Work out how many lines in the data hold the word "Supply", and reply with that number only.

● RECORDS TO USE

....................

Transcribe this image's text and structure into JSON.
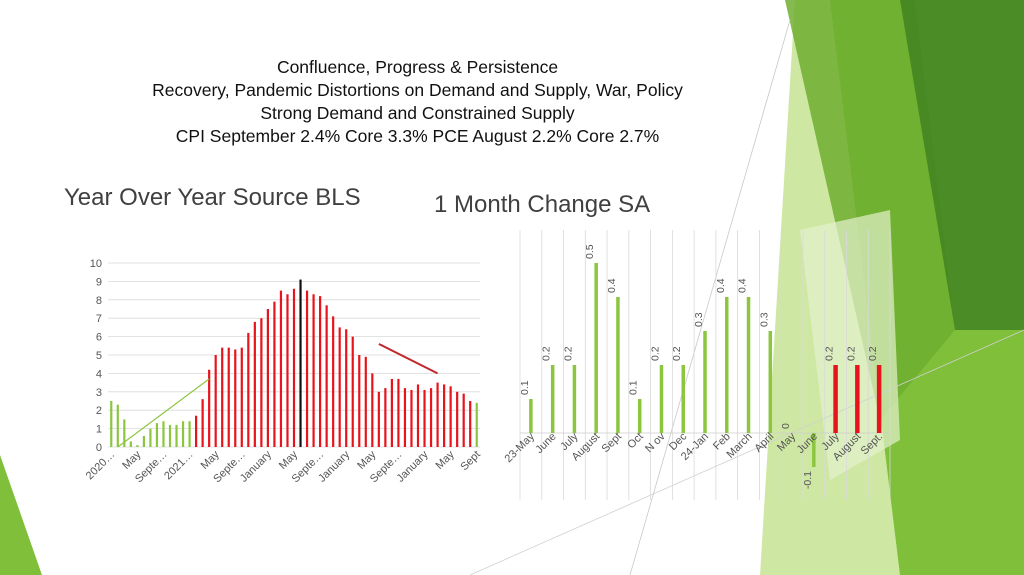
{
  "slide": {
    "title_lines": [
      "Confluence, Progress & Persistence",
      "Recovery, Pandemic Distortions on Demand and Supply, War, Policy",
      "Strong Demand and Constrained Supply",
      "CPI September 2.4% Core 3.3%   PCE August 2.2%   Core 2.7%"
    ],
    "left_heading": "Year Over Year Source BLS",
    "right_heading": "1 Month Change  SA"
  },
  "colors": {
    "green": "#8cc63f",
    "red": "#e8141c",
    "dark_red": "#c0282d",
    "black": "#111111",
    "grid": "#d9d9d9",
    "deco_light": "#a6d65a",
    "deco_mid": "#6fae30",
    "deco_dark": "#3f7f22"
  },
  "chart_data": [
    {
      "type": "bar",
      "title": "",
      "xlabel": "",
      "ylabel": "",
      "ylim": [
        0,
        10
      ],
      "yticks": [
        0,
        1,
        2,
        3,
        4,
        5,
        6,
        7,
        8,
        9,
        10
      ],
      "grid": true,
      "x_tick_labels": [
        "2020…",
        "May",
        "Septe…",
        "2021…",
        "May",
        "Septe…",
        "January",
        "May",
        "Septe…",
        "January",
        "May",
        "Septe…",
        "January",
        "May",
        "Sept"
      ],
      "x_tick_positions": [
        0,
        4,
        8,
        12,
        16,
        20,
        24,
        28,
        32,
        36,
        40,
        44,
        48,
        52,
        56
      ],
      "values": [
        2.5,
        2.3,
        1.5,
        0.3,
        0.1,
        0.6,
        1.0,
        1.3,
        1.4,
        1.2,
        1.2,
        1.4,
        1.4,
        1.7,
        2.6,
        4.2,
        5.0,
        5.4,
        5.4,
        5.3,
        5.4,
        6.2,
        6.8,
        7.0,
        7.5,
        7.9,
        8.5,
        8.3,
        8.6,
        9.1,
        8.5,
        8.3,
        8.2,
        7.7,
        7.1,
        6.5,
        6.4,
        6.0,
        5.0,
        4.9,
        4.0,
        3.0,
        3.2,
        3.7,
        3.7,
        3.2,
        3.1,
        3.4,
        3.1,
        3.2,
        3.5,
        3.4,
        3.3,
        3.0,
        2.9,
        2.5,
        2.4
      ],
      "bar_colors": [
        "green",
        "green",
        "green",
        "green",
        "green",
        "green",
        "green",
        "green",
        "green",
        "green",
        "green",
        "green",
        "green",
        "red",
        "red",
        "red",
        "red",
        "red",
        "red",
        "red",
        "red",
        "red",
        "red",
        "red",
        "red",
        "red",
        "red",
        "red",
        "red",
        "black",
        "red",
        "red",
        "red",
        "red",
        "red",
        "red",
        "red",
        "red",
        "red",
        "red",
        "red",
        "red",
        "red",
        "red",
        "red",
        "red",
        "red",
        "red",
        "red",
        "red",
        "red",
        "red",
        "red",
        "red",
        "red",
        "red",
        "green"
      ],
      "trend_lines": [
        {
          "color": "green",
          "from": [
            1,
            0.0
          ],
          "to": [
            15,
            3.7
          ]
        },
        {
          "color": "dark_red",
          "from": [
            41,
            5.6
          ],
          "to": [
            50,
            4.0
          ]
        }
      ]
    },
    {
      "type": "bar",
      "title": "",
      "xlabel": "",
      "ylabel": "",
      "ylim": [
        -0.1,
        0.5
      ],
      "grid": false,
      "categories": [
        "23-May",
        "June",
        "July",
        "August",
        "Sept",
        "Oct",
        "N ov",
        "Dec",
        "24-Jan",
        "Feb",
        "March",
        "April",
        "May",
        "June",
        "July",
        "August",
        "Sept."
      ],
      "values": [
        0.1,
        0.2,
        0.2,
        0.5,
        0.4,
        0.1,
        0.2,
        0.2,
        0.3,
        0.4,
        0.4,
        0.3,
        0,
        -0.1,
        0.2,
        0.2,
        0.2
      ],
      "data_labels": [
        "0.1",
        "0.2",
        "0.2",
        "0.5",
        "0.4",
        "0.1",
        "0.2",
        "0.2",
        "0.3",
        "0.4",
        "0.4",
        "0.3",
        "0",
        "-0.1",
        "0.2",
        "0.2",
        "0.2"
      ],
      "bar_colors": [
        "green",
        "green",
        "green",
        "green",
        "green",
        "green",
        "green",
        "green",
        "green",
        "green",
        "green",
        "green",
        "green",
        "green",
        "red",
        "red",
        "red"
      ]
    }
  ]
}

....................

● FULL SOLUTION
2